Directions for this task -
Extract the complete listing and output it unchanged.

-- START Dataset rows --

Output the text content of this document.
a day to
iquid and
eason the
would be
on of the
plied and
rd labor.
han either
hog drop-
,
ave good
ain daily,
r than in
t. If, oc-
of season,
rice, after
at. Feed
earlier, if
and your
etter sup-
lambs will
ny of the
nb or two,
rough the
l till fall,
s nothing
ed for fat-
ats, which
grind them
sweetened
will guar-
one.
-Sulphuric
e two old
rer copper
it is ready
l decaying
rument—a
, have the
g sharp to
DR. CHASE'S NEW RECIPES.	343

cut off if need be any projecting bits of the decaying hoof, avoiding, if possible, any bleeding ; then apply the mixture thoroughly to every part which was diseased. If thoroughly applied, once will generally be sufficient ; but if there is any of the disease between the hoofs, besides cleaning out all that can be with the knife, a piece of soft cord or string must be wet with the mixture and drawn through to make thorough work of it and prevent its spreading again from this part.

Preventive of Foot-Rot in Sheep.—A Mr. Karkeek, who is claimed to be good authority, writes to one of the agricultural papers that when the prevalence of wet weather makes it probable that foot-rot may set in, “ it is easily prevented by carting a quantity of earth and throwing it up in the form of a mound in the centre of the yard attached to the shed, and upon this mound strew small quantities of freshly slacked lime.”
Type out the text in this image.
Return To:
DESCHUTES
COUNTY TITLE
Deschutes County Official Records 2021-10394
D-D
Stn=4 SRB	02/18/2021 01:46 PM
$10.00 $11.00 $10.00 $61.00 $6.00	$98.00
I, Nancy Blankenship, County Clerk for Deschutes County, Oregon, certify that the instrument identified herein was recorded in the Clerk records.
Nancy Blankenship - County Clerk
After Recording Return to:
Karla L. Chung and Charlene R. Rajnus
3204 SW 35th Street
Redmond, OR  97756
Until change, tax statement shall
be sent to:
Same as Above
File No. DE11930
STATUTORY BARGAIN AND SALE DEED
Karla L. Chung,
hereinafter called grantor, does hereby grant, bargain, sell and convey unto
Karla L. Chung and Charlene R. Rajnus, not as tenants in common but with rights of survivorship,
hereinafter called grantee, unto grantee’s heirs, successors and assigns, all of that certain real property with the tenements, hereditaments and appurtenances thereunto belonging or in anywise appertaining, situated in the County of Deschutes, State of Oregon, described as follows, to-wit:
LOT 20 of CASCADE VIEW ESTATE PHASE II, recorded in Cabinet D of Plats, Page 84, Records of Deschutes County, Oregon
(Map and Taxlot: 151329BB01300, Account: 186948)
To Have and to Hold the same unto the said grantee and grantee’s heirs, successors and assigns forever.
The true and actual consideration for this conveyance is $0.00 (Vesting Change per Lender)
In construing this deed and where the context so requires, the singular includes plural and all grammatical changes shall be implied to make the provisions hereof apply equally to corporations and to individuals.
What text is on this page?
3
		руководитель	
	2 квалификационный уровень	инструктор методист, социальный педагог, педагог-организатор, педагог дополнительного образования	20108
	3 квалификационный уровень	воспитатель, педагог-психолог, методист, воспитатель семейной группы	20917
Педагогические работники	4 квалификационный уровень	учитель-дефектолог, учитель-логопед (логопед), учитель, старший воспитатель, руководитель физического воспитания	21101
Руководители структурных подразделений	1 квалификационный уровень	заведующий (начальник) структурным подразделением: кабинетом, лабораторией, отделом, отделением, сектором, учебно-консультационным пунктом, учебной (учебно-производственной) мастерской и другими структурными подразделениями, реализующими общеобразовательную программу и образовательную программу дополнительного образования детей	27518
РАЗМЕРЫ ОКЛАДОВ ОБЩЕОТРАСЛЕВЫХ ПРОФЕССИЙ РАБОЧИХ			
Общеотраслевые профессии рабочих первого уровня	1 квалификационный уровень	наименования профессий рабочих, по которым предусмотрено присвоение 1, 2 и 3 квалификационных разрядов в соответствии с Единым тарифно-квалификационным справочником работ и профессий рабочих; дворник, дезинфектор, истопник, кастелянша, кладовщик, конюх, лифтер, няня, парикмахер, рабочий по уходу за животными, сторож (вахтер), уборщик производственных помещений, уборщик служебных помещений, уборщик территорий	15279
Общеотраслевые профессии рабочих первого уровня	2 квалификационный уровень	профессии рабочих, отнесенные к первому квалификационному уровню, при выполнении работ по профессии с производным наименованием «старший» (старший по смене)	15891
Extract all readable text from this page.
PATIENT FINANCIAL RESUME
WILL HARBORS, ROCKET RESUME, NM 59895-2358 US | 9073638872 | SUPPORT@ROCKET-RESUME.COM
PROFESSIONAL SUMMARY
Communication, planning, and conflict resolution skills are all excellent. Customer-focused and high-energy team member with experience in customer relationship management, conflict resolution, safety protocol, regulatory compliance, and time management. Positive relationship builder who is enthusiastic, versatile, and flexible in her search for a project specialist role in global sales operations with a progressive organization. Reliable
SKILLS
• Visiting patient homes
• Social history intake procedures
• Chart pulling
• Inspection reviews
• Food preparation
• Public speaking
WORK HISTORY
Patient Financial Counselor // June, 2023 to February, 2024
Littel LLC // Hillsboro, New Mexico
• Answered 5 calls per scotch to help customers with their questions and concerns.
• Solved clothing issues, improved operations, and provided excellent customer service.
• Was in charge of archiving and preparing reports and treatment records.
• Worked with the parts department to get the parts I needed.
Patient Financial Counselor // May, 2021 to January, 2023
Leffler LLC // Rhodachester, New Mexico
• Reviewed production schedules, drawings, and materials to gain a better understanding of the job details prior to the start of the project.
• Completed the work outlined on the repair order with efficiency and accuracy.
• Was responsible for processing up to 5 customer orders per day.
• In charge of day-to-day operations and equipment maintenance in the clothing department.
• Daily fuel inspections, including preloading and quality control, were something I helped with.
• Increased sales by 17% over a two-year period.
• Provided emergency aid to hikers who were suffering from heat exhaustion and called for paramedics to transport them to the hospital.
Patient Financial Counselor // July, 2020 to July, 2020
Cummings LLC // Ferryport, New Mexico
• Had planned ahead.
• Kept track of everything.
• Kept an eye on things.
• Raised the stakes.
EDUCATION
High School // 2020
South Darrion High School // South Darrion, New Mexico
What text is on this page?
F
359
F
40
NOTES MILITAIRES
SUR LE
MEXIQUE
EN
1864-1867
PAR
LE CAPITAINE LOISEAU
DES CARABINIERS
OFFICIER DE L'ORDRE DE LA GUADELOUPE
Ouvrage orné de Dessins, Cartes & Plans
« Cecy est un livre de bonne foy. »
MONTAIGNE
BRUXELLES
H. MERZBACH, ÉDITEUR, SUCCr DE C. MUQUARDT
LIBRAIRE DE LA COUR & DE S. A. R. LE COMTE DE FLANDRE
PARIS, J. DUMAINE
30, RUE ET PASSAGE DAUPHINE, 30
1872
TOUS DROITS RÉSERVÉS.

-- END Dataset rows --

Worked solution -
Output the text content of this document.
a day to
iquid and
eason the
would be
on of the
plied and
rd labor.
han either
hog drop-
,
ave good
ain daily,
r than in
t. If, oc-
of season,
rice, after
at. Feed
earlier, if
and your
etter sup-
lambs will
ny of the
nb or two,
rough the
l till fall,
s nothing
ed for fat-
ats, which
grind them
sweetened
will guar-
one.
-Sulphuric
e two old
rer copper
it is ready
l decaying
rument—a
, have the
g sharp to
DR. CHASE'S NEW RECIPES.	343

cut off if need be any projecting bits of the decaying hoof, avoiding, if possible, any bleeding ; then apply the mixture thoroughly to every part which was diseased. If thoroughly applied, once will generally be sufficient ; but if there is any of the disease between the hoofs, besides cleaning out all that can be with the knife, a piece of soft cord or string must be wet with the mixture and drawn through to make thorough work of it and prevent its spreading again from this part.

Preventive of Foot-Rot in Sheep.—A Mr. Karkeek, who is claimed to be good authority, writes to one of the agricultural papers that when the prevalence of wet weather makes it probable that foot-rot may set in, “ it is easily prevented by carting a quantity of earth and throwing it up in the form of a mound in the centre of the yard attached to the shed, and upon this mound strew small quantities of freshly slacked lime.”
Type out the text in this image.
Return To:
DESCHUTES
COUNTY TITLE
Deschutes County Official Records 2021-10394
D-D
Stn=4 SRB	02/18/2021 01:46 PM
$10.00 $11.00 $10.00 $61.00 $6.00	$98.00
I, Nancy Blankenship, County Clerk for Deschutes County, Oregon, certify that the instrument identified herein was recorded in the Clerk records.
Nancy Blankenship - County Clerk
After Recording Return to:
Karla L. Chung and Charlene R. Rajnus
3204 SW 35th Street
Redmond, OR  97756
Until change, tax statement shall
be sent to:
Same as Above
File No. DE11930
STATUTORY BARGAIN AND SALE DEED
Karla L. Chung,
hereinafter called grantor, does hereby grant, bargain, sell and convey unto
Karla L. Chung and Charlene R. Rajnus, not as tenants in common but with rights of survivorship,
hereinafter called grantee, unto grantee’s heirs, successors and assigns, all of that certain real property with the tenements, hereditaments and appurtenances thereunto belonging or in anywise appertaining, situated in the County of Deschutes, State of Oregon, described as follows, to-wit:
LOT 20 of CASCADE VIEW ESTATE PHASE II, recorded in Cabinet D of Plats, Page 84, Records of Deschutes County, Oregon
(Map and Taxlot: 151329BB01300, Account: 186948)
To Have and to Hold the same unto the said grantee and grantee’s heirs, successors and assigns forever.
The true and actual consideration for this conveyance is $0.00 (Vesting Change per Lender)
In construing this deed and where the context so requires, the singular includes plural and all grammatical changes shall be implied to make the provisions hereof apply equally to corporations and to individuals.
What text is on this page?
3
		руководитель	
	2 квалификационный уровень	инструктор методист, социальный педагог, педагог-организатор, педагог дополнительного образования	20108
	3 квалификационный уровень	воспитатель, педагог-психолог, методист, воспитатель семейной группы	20917
Педагогические работники	4 квалификационный уровень	учитель-дефектолог, учитель-логопед (логопед), учитель, старший воспитатель, руководитель физического воспитания	21101
Руководители структурных подразделений	1 квалификационный уровень	заведующий (начальник) структурным подразделением: кабинетом, лабораторией, отделом, отделением, сектором, учебно-консультационным пунктом, учебной (учебно-производственной) мастерской и другими структурными подразделениями, реализующими общеобразовательную программу и образовательную программу дополнительного образования детей	27518
РАЗМЕРЫ ОКЛАДОВ ОБЩЕОТРАСЛЕВЫХ ПРОФЕССИЙ РАБОЧИХ			
Общеотраслевые профессии рабочих первого уровня	1 квалификационный уровень	наименования профессий рабочих, по которым предусмотрено присвоение 1, 2 и 3 квалификационных разрядов в соответствии с Единым тарифно-квалификационным справочником работ и профессий рабочих; дворник, дезинфектор, истопник, кастелянша, кладовщик, конюх, лифтер, няня, парикмахер, рабочий по уходу за животными, сторож (вахтер), уборщик производственных помещений, уборщик служебных помещений, уборщик территорий	15279
Общеотраслевые профессии рабочих первого уровня	2 квалификационный уровень	профессии рабочих, отнесенные к первому квалификационному уровню, при выполнении работ по профессии с производным наименованием «старший» (старший по смене)	15891
Extract all readable text from this page.
PATIENT FINANCIAL RESUME
WILL HARBORS, ROCKET RESUME, NM 59895-2358 US | 9073638872 | SUPPORT@ROCKET-RESUME.COM
PROFESSIONAL SUMMARY
Communication, planning, and conflict resolution skills are all excellent. Customer-focused and high-energy team member with experience in customer relationship management, conflict resolution, safety protocol, regulatory compliance, and time management. Positive relationship builder who is enthusiastic, versatile, and flexible in her search for a project specialist role in global sales operations with a progressive organization. Reliable
SKILLS
• Visiting patient homes
• Social history intake procedures
• Chart pulling
• Inspection reviews
• Food preparation
• Public speaking
WORK HISTORY
Patient Financial Counselor // June, 2023 to February, 2024
Littel LLC // Hillsboro, New Mexico
• Answered 5 calls per scotch to help customers with their questions and concerns.
• Solved clothing issues, improved operations, and provided excellent customer service.
• Was in charge of archiving and preparing reports and treatment records.
• Worked with the parts department to get the parts I needed.
Patient Financial Counselor // May, 2021 to January, 2023
Leffler LLC // Rhodachester, New Mexico
• Reviewed production schedules, drawings, and materials to gain a better understanding of the job details prior to the start of the project.
• Completed the work outlined on the repair order with efficiency and accuracy.
• Was responsible for processing up to 5 customer orders per day.
• In charge of day-to-day operations and equipment maintenance in the clothing department.
• Daily fuel inspections, including preloading and quality control, were something I helped with.
• Increased sales by 17% over a two-year period.
• Provided emergency aid to hikers who were suffering from heat exhaustion and called for paramedics to transport them to the hospital.
Patient Financial Counselor // July, 2020 to July, 2020
Cummings LLC // Ferryport, New Mexico
• Had planned ahead.
• Kept track of everything.
• Kept an eye on things.
• Raised the stakes.
EDUCATION
High School // 2020
South Darrion High School // South Darrion, New Mexico
What text is on this page?
F
359
F
40
NOTES MILITAIRES
SUR LE
MEXIQUE
EN
1864-1867
PAR
LE CAPITAINE LOISEAU
DES CARABINIERS
OFFICIER DE L'ORDRE DE LA GUADELOUPE
Ouvrage orné de Dessins, Cartes & Plans
« Cecy est un livre de bonne foy. »
MONTAIGNE
BRUXELLES
H. MERZBACH, ÉDITEUR, SUCCr DE C. MUQUARDT
LIBRAIRE DE LA COUR & DE S. A. R. LE COMTE DE FLANDRE
PARIS, J. DUMAINE
30, RUE ET PASSAGE DAUPHINE, 30
1872
TOUS DROITS RÉSERVÉS.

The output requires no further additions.